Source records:
------------------------------------------------------------------------
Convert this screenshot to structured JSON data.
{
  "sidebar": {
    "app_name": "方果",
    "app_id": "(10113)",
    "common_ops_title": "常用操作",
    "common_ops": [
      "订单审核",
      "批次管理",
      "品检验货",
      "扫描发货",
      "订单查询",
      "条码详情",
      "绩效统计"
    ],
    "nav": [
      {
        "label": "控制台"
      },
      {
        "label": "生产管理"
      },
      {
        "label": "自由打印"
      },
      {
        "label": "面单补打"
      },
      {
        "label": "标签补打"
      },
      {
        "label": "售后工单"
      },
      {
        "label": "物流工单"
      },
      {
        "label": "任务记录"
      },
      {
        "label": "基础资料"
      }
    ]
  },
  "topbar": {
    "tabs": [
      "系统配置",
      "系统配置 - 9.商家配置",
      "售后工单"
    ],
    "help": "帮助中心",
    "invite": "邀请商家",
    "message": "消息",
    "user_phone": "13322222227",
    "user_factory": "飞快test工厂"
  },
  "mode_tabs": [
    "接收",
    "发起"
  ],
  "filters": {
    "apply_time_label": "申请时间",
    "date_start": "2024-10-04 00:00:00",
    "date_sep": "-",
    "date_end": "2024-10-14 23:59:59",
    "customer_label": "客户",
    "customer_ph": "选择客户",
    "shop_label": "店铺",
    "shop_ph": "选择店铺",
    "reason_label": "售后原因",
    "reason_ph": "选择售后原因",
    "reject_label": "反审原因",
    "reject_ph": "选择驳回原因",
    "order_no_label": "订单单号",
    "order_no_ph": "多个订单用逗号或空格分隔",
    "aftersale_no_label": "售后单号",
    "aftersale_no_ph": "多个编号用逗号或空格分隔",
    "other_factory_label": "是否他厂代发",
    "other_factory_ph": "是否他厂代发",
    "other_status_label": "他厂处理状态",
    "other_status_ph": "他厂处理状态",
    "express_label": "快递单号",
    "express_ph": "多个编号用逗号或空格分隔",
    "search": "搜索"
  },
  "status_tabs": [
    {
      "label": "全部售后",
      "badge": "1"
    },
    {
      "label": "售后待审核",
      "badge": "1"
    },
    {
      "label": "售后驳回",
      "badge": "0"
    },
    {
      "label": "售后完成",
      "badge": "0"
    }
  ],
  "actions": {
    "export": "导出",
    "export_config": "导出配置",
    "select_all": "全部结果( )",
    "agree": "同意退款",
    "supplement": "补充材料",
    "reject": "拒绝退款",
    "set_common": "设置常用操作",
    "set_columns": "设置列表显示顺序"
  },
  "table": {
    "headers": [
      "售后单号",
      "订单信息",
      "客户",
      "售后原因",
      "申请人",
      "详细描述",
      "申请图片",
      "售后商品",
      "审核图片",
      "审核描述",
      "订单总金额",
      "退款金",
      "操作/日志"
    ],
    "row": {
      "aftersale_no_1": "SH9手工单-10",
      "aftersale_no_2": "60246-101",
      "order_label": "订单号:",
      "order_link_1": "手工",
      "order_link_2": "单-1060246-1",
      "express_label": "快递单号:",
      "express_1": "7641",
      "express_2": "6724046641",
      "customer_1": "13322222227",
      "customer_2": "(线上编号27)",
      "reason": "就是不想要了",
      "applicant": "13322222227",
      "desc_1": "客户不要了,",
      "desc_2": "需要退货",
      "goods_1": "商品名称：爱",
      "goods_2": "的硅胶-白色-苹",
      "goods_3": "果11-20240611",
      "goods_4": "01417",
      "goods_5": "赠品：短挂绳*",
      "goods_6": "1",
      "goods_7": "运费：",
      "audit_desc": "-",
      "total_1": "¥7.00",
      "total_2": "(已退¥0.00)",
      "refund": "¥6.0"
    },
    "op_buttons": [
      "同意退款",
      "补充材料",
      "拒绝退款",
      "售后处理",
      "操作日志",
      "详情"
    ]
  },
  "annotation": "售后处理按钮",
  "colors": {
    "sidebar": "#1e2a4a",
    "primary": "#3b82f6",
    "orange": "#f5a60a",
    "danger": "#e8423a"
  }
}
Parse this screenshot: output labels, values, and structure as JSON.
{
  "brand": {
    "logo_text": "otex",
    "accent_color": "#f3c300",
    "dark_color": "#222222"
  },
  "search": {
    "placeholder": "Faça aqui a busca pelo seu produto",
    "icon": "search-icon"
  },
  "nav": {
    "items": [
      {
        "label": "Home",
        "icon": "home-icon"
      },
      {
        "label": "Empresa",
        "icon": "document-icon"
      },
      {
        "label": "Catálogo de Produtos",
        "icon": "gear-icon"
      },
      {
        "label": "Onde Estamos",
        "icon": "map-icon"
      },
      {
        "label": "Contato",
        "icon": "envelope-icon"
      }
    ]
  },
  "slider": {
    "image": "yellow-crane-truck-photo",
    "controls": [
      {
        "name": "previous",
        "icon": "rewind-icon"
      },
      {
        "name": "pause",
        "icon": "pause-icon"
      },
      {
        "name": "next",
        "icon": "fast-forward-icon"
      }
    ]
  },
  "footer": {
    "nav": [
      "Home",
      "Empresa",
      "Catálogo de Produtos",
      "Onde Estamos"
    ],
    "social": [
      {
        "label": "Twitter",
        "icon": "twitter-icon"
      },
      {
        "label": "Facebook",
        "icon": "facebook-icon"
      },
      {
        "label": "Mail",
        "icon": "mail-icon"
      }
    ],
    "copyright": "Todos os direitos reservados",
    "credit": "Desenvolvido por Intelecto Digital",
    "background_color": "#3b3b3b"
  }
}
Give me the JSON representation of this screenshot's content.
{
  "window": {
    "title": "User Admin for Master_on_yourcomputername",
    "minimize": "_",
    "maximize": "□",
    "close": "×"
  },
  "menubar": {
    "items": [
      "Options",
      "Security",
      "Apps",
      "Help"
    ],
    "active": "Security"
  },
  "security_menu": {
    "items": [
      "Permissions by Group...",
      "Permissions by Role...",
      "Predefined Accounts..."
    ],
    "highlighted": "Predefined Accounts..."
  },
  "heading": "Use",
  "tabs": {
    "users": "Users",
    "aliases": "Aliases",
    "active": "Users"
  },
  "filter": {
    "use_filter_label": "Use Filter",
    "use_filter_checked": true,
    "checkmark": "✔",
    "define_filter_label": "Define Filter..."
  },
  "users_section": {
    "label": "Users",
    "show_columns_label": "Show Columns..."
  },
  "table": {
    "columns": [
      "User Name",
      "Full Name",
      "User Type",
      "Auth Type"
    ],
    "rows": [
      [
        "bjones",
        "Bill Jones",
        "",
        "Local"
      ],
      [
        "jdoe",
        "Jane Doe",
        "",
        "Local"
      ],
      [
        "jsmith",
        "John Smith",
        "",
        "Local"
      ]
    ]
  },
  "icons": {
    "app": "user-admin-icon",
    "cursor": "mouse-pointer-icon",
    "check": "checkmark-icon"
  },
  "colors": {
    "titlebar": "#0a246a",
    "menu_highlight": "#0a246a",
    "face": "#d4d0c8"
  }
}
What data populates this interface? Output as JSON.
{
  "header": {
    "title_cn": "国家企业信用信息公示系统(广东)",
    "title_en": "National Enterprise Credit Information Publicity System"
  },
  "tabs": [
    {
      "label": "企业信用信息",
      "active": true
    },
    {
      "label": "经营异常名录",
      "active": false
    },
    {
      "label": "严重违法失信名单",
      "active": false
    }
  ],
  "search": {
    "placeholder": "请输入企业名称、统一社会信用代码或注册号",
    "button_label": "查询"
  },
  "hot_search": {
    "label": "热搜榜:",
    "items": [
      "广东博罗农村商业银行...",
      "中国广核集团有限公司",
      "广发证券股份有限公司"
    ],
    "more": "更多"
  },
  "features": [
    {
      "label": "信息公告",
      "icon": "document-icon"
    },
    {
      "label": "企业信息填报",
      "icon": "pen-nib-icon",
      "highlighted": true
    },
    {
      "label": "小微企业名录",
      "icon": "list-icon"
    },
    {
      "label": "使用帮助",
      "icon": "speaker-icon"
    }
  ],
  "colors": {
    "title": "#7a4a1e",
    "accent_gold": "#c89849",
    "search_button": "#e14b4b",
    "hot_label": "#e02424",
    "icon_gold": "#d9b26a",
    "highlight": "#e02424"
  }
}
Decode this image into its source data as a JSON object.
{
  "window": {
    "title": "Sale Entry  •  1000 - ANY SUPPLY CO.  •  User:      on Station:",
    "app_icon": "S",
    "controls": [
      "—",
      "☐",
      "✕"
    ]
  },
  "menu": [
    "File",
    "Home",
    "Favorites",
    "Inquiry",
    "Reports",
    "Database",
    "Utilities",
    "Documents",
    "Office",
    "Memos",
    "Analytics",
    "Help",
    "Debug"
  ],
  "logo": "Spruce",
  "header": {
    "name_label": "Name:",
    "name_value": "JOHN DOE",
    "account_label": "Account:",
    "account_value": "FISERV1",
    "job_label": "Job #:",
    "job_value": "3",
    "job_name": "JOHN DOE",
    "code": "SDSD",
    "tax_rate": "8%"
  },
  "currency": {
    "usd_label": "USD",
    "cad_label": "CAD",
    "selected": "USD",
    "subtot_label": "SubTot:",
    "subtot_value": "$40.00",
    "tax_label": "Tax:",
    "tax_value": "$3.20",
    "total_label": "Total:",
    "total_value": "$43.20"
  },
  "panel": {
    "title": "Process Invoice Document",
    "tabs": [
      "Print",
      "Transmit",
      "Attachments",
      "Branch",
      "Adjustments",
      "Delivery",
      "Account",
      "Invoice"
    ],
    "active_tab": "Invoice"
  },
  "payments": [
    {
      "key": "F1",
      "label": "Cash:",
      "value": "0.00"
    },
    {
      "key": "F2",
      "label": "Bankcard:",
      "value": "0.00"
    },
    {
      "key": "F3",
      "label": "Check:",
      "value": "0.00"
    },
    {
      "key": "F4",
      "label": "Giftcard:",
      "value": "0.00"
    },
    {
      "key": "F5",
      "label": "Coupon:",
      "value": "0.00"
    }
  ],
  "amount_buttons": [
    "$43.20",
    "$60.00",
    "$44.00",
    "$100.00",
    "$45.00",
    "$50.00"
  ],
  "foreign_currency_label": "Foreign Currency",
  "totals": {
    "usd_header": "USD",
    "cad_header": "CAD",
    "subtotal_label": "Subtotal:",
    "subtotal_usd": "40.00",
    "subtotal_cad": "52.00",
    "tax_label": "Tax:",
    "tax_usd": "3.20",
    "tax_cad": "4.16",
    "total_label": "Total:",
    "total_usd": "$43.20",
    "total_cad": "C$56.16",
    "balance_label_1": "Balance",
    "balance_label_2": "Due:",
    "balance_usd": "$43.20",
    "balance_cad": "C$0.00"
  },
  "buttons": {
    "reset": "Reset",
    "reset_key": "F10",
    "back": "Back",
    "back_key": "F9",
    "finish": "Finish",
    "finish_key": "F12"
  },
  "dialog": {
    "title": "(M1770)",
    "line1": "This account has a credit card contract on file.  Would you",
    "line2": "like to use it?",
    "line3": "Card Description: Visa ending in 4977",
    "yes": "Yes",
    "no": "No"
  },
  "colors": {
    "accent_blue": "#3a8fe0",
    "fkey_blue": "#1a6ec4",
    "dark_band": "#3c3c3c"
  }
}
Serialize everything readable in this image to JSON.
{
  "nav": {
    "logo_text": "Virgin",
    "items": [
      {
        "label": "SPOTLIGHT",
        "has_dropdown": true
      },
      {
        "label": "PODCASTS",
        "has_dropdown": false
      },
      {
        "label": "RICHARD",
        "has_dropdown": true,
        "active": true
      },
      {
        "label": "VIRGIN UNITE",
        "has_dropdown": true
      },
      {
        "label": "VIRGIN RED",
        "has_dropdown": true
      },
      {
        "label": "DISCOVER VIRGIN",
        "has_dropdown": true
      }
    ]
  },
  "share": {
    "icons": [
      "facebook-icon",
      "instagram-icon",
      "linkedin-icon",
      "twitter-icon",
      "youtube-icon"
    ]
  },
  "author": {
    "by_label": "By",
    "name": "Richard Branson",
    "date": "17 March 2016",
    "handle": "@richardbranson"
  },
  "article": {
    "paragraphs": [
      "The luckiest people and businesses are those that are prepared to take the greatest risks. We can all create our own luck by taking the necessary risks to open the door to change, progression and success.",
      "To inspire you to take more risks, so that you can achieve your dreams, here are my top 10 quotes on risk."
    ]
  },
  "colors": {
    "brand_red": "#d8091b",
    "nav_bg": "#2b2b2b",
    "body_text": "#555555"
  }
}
------------------------------------------------------------------------
Only the number is needed here: how many lines of the records contain "是否他厂代发"?

ANSWER:
2